> [What you need to do]:
Extract the entries in their exact form.

----- Input for this task

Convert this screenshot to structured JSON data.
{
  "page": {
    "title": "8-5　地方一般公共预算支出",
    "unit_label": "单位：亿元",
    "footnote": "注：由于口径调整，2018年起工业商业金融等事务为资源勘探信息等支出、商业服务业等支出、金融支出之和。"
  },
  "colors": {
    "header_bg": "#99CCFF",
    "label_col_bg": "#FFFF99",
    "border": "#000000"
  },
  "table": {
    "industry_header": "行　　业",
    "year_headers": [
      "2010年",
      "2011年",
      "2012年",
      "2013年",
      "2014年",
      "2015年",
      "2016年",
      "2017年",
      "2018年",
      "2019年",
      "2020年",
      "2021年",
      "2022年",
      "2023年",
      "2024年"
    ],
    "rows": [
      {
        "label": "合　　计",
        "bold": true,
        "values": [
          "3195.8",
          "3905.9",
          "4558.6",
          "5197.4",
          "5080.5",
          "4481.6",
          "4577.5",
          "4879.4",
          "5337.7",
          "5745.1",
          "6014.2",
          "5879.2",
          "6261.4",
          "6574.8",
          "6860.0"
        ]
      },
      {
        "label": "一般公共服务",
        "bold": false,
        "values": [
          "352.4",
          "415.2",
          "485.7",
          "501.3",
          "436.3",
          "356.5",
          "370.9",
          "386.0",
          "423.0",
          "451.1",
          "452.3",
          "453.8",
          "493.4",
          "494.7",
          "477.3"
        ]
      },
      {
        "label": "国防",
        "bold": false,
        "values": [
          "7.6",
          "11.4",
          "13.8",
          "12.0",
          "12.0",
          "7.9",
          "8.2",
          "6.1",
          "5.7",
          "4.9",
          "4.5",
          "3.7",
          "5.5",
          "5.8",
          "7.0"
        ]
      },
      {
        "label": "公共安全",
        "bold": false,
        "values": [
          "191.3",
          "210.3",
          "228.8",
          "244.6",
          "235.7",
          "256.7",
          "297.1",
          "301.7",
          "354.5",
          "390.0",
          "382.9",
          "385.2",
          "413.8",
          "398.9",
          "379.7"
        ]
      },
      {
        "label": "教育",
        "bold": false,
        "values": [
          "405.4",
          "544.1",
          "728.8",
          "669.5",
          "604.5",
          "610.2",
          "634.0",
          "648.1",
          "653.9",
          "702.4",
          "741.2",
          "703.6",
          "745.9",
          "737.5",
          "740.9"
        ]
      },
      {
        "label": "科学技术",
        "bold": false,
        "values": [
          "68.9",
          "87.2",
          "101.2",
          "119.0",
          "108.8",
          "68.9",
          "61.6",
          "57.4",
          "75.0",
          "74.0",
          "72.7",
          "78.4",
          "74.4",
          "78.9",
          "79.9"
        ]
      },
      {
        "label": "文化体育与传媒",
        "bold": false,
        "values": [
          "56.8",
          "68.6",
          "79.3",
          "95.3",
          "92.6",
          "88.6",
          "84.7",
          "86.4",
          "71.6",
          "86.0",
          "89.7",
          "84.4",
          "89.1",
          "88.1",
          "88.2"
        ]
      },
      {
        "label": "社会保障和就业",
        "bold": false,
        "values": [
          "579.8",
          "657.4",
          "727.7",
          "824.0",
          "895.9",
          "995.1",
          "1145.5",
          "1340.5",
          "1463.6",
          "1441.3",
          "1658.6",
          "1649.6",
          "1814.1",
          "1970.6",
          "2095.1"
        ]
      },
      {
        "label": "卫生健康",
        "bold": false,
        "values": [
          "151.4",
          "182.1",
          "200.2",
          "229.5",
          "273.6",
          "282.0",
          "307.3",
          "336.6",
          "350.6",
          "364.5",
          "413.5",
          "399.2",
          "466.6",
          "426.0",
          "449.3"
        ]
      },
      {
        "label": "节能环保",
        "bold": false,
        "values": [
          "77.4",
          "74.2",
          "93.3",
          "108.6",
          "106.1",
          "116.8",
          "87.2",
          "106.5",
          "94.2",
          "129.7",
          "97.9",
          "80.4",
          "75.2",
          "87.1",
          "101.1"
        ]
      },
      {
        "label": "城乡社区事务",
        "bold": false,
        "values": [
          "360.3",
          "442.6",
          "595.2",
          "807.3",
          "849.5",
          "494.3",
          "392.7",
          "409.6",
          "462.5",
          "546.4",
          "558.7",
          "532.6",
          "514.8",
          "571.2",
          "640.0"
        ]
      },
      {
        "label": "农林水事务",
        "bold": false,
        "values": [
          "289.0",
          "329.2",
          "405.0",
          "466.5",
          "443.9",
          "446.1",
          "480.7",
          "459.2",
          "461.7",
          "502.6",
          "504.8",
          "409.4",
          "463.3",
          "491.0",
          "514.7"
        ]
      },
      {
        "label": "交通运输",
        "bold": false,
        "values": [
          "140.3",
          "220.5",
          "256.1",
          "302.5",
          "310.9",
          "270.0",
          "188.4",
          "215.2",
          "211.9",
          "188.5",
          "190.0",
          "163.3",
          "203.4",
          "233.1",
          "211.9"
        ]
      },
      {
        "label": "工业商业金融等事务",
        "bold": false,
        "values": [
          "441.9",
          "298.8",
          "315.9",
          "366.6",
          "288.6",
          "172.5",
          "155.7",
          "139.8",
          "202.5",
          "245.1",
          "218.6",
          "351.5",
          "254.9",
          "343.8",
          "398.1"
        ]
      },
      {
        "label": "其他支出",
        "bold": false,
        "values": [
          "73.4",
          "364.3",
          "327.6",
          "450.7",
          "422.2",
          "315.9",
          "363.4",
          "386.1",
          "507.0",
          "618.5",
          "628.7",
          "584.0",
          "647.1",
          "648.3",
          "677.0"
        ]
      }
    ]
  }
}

----------

> [Correct result]:
Convert this screenshot to structured JSON data.
{
  "page": {
    "title": "8-5　地方一般公共预算支出",
    "unit_label": "单位：亿元",
    "footnote": "注：由于口径调整，2018年起工业商业金融等事务为资源勘探信息等支出、商业服务业等支出、金融支出之和。"
  },
  "colors": {
    "header_bg": "#99CCFF",
    "label_col_bg": "#FFFF99",
    "border": "#000000"
  },
  "table": {
    "industry_header": "行　　业",
    "year_headers": [
      "2010年",
      "2011年",
      "2012年",
      "2013年",
      "2014年",
      "2015年",
      "2016年",
      "2017年",
      "2018年",
      "2019年",
      "2020年",
      "2021年",
      "2022年",
      "2023年",
      "2024年"
    ],
    "rows": [
      {
        "label": "合　　计",
        "bold": true,
        "values": [
          "3195.8",
          "3905.9",
          "4558.6",
          "5197.4",
          "5080.5",
          "4481.6",
          "4577.5",
          "4879.4",
          "5337.7",
          "5745.1",
          "6014.2",
          "5879.2",
          "6261.4",
          "6574.8",
          "6860.0"
        ]
      },
      {
        "label": "一般公共服务",
        "bold": false,
        "values": [
          "352.4",
          "415.2",
          "485.7",
          "501.3",
          "436.3",
          "356.5",
          "370.9",
          "386.0",
          "423.0",
          "451.1",
          "452.3",
          "453.8",
          "493.4",
          "494.7",
          "477.3"
        ]
      },
      {
        "label": "国防",
        "bold": false,
        "values": [
          "7.6",
          "11.4",
          "13.8",
          "12.0",
          "12.0",
          "7.9",
          "8.2",
          "6.1",
          "5.7",
          "4.9",
          "4.5",
          "3.7",
          "5.5",
          "5.8",
          "7.0"
        ]
      },
      {
        "label": "公共安全",
        "bold": false,
        "values": [
          "191.3",
          "210.3",
          "228.8",
          "244.6",
          "235.7",
          "256.7",
          "297.1",
          "301.7",
          "354.5",
          "390.0",
          "382.9",
          "385.2",
          "413.8",
          "398.9",
          "379.7"
        ]
      },
      {
        "label": "教育",
        "bold": false,
        "values": [
          "405.4",
          "544.1",
          "728.8",
          "669.5",
          "604.5",
          "610.2",
          "634.0",
          "648.1",
          "653.9",
          "702.4",
          "741.2",
          "703.6",
          "745.9",
          "737.5",
          "740.9"
        ]
      },
      {
        "label": "科学技术",
        "bold": false,
        "values": [
          "68.9",
          "87.2",
          "101.2",
          "119.0",
          "108.8",
          "68.9",
          "61.6",
          "57.4",
          "75.0",
          "74.0",
          "72.7",
          "78.4",
          "74.4",
          "78.9",
          "79.9"
        ]
      },
      {
        "label": "文化体育与传媒",
        "bold": false,
        "values": [
          "56.8",
          "68.6",
          "79.3",
          "95.3",
          "92.6",
          "88.6",
          "84.7",
          "86.4",
          "71.6",
          "86.0",
          "89.7",
          "84.4",
          "89.1",
          "88.1",
          "88.2"
        ]
      },
      {
        "label": "社会保障和就业",
        "bold": false,
        "values": [
          "579.8",
          "657.4",
          "727.7",
          "824.0",
          "895.9",
          "995.1",
          "1145.5",
          "1340.5",
          "1463.6",
          "1441.3",
          "1658.6",
          "1649.6",
          "1814.1",
          "1970.6",
          "2095.1"
        ]
      },
      {
        "label": "卫生健康",
        "bold": false,
        "values": [
          "151.4",
          "182.1",
          "200.2",
          "229.5",
          "273.6",
          "282.0",
          "307.3",
          "336.6",
          "350.6",
          "364.5",
          "413.5",
          "399.2",
          "466.6",
          "426.0",
          "449.3"
        ]
      },
      {
        "label": "节能环保",
        "bold": false,
        "values": [
          "77.4",
          "74.2",
          "93.3",
          "108.6",
          "106.1",
          "116.8",
          "87.2",
          "106.5",
          "94.2",
          "129.7",
          "97.9",
          "80.4",
          "75.2",
          "87.1",
          "101.1"
        ]
      },
      {
        "label": "城乡社区事务",
        "bold": false,
        "values": [
          "360.3",
          "442.6",
          "595.2",
          "807.3",
          "849.5",
          "494.3",
          "392.7",
          "409.6",
          "462.5",
          "546.4",
          "558.7",
          "532.6",
          "514.8",
          "571.2",
          "640.0"
        ]
      },
      {
        "label": "农林水事务",
        "bold": false,
        "values": [
          "289.0",
          "329.2",
          "405.0",
          "466.5",
          "443.9",
          "446.1",
          "480.7",
          "459.2",
          "461.7",
          "502.6",
          "504.8",
          "409.4",
          "463.3",
          "491.0",
          "514.7"
        ]
      },
      {
        "label": "交通运输",
        "bold": false,
        "values": [
          "140.3",
          "220.5",
          "256.1",
          "302.5",
          "310.9",
          "270.0",
          "188.4",
          "215.2",
          "211.9",
          "188.5",
          "190.0",
          "163.3",
          "203.4",
          "233.1",
          "211.9"
        ]
      },
      {
        "label": "工业商业金融等事务",
        "bold": false,
        "values": [
          "441.9",
          "298.8",
          "315.9",
          "366.6",
          "288.6",
          "172.5",
          "155.7",
          "139.8",
          "202.5",
          "245.1",
          "218.6",
          "351.5",
          "254.9",
          "343.8",
          "398.1"
        ]
      },
      {
        "label": "其他支出",
        "bold": false,
        "values": [
          "73.4",
          "364.3",
          "327.6",
          "450.7",
          "422.2",
          "315.9",
          "363.4",
          "386.1",
          "507.0",
          "618.5",
          "628.7",
          "584.0",
          "647.1",
          "648.3",
          "677.0"
        ]
      }
    ]
  }
}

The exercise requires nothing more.